- ИСХОДНЫЙ ФРАГМЕНТ:
----

Таким образом, паническая гиперреакция пятилетнего Педро на застрявшую дверь спальни, скорее всего, связана с этим более ранним падением (в возрасте семи месяцев), повлекшим за собой серьезную травму вкупе с крайней беспомощностью и бесплодными попытками привлечь к себе внимание. Тем не менее, даже имея в своем активе один-единственный успешный выход из ситуации, который был выполнен в образном воплощении побега из шара, и плюс к тому ощущение расслабленной решимости в челюсти в результате упражнения по осознанному вниманию, когда он сжимал и разжимал челюсти, я чувствовал, что теперь Педро сможет завершить свой побег из спальни, который ему не удалось выполнить в пятилетнем возрасте. Я чувствовал, что он проявит должное упорство и на этот раз не потерпит поражения.
Я попросил Педро продолжать представлять, как он дергает за дверную ручку, и при этом чувствовать все свое тело, когда он прилагает эти усилия. Когда я спросил о мимолетной улыбке, промелькнувшей на его лице, он смело описал, как он тянул, тянул, пинал дверь и, наконец, сломал ее. Затем он широко улыбнулся, и я спросил его, где он чувствует в себе эту улыбку Чеширского Кота.
– О, – ответил он, – я чувствую это в своих глазах, руках, груди, плечах, ногах и даже здесь, – сказал он, указывая на свой живот. – В самом деле, по всему моему телу. Я чувствую себя суперсильным и могущественным, как супергерой… мое тело может защитить меня, – торжествующе заключил он.
Мать Педро рассказала, что ее, как и многих родителей, беспокоит чрезмерное увлечение сына компьютером и Интернетом; оказалось, что его увлечение было чрезмерным и обсессивным. Через два дня после нашего сеанса она сообщила, что Педро попросил ее купить ему кое-какие художественные принадлежности. В детстве он любил рисовать, но после того, как его симптомы ухудшились и затронутыми оказались лицо, голова и шея, он потерял всякий интерес к рисованию и прилип к компьютеру. Это погружение в виртуальный мир, казалось, только усугубляло его симптомы. И теперь она была более чем довольна его возвращением к художественному творчеству. А затем, к ее полному удивлению, он взял на себя смелую инициативу и присоединился к классу пения в своей школе. Там он почувствовал мощную связь между челюстью и диафрагмой. Педро также сообщил матери, что у него есть новый план относительно своего будущего обучения в школе, заявив, что он хочет заниматься исследованиями в области психологии вместо инженерного дела, которое он выбирал ранее. Он был заинтригован тем, что происходило в его собственном мозгу, и ему не терпелось сделать сканирование головного мозга, которое они откладывали годами из-за его сильнейшей клаустрофобии. Педро теперь выражал живейший интерес по поводу планировавшейся семейной поездки в Диснейленд. Опасения относительно долгого перелета, казалось, исчезли. Это, безусловно, был его новый, многомерный взгляд на будущее – будущее, которое сильно отличалось от его прошлого. Итак, давайте теперь подведем итог и кратко сформулируем те шаги по пересмотру травмы, которые привели Педро к его обновленным воспоминаниям, позволили ему оставить позади свое прошлое, и, вооружившись новыми силами, самостоятельно двигаться вперед.

----

- ЗАДАНИЕ A: В каком возрасте, согласно фрагменту о Педро, произошло раннее падение, с которым связана его паническая реакция на застрявшую дверь спальни?
- ЗАДАНИЕ B: Продолжите фрагмент о Педро, начав сразу после его последнего предложения.

- ИСХОДНЫЕ ДАННЫЕ:
----

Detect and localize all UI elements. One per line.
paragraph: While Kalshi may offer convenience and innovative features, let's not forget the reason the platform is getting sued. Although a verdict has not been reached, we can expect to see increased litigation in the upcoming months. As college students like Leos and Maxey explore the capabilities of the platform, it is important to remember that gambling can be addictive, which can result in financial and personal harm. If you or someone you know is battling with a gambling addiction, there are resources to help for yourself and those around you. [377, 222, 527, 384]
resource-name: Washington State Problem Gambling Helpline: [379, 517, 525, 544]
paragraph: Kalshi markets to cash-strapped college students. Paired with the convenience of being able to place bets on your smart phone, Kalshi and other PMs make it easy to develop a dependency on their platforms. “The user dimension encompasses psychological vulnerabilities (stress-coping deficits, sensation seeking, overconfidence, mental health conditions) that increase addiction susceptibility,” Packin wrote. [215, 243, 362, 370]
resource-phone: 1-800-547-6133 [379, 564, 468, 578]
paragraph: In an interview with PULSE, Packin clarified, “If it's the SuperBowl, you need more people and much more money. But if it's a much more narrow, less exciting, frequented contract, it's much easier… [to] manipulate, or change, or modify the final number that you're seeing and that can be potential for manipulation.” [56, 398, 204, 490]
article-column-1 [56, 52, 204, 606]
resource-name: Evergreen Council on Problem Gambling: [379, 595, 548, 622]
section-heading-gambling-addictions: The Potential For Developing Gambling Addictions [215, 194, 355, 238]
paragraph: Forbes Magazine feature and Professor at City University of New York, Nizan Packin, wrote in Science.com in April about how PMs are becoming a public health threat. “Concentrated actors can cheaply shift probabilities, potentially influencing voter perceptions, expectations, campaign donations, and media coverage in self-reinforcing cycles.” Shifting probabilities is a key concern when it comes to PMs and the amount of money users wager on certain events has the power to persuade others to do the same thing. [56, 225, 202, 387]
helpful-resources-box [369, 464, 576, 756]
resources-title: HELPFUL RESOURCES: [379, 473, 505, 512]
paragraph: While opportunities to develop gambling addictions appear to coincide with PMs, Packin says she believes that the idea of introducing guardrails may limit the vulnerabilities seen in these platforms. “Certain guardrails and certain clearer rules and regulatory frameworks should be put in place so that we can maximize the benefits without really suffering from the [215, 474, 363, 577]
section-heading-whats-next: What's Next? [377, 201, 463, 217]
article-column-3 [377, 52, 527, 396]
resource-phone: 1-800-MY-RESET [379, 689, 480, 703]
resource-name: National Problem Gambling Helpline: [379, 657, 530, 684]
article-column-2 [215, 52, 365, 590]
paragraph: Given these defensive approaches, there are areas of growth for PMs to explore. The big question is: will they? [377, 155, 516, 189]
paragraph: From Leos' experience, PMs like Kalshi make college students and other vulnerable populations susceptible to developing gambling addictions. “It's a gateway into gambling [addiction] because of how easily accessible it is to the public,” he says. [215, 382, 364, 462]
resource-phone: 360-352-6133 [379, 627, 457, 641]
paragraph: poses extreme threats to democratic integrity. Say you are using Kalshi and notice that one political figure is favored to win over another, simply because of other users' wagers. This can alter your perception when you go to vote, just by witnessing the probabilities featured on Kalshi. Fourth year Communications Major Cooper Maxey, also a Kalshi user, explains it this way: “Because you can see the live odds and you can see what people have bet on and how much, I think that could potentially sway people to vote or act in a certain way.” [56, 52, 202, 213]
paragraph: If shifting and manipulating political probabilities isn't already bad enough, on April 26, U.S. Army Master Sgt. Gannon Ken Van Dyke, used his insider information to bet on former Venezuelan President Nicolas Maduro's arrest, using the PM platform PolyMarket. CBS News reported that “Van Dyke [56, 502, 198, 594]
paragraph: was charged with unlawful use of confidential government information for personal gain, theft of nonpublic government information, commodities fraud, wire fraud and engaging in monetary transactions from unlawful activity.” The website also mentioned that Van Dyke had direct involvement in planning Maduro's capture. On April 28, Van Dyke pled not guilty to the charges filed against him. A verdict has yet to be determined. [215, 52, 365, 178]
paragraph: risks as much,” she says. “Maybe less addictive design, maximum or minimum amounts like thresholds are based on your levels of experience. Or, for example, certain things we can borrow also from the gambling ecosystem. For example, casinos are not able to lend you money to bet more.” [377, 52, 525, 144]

----

- ВАШ ОТВЕТ A: В возрасте семи месяцев.

- ВАШ ОТВЕТ B:
Итак, можно сказать, что базовые шаги по пересмотру травматической памяти, как правило, включают в себя следующие процессы:
1. Создайте у клиента ощущение относительно спокойного присутствия здесь и сейчас, ощущение собственной силы и заземленности. В этом состоянии клиента знакомят с тем, как чувствовать свои положительные телесные ощущения, а также сложные ощущения, основанные на его прошлых травмах.
2. На базе этой стабильной образной платформы клиент должен постепенно переключаться между положительными, приземленными ощущениями и более сложными.
3. Благодаря этому сенсорному отслеживанию травматическая процедурная память проявляется в своей травматической, усеченной форме. Терапевт продолжает проверять, не находится ли клиент в чрезмерно активированном (или недостаточно активированном) состоянии. Если это так, терапевт возвращается к первым двум шагам.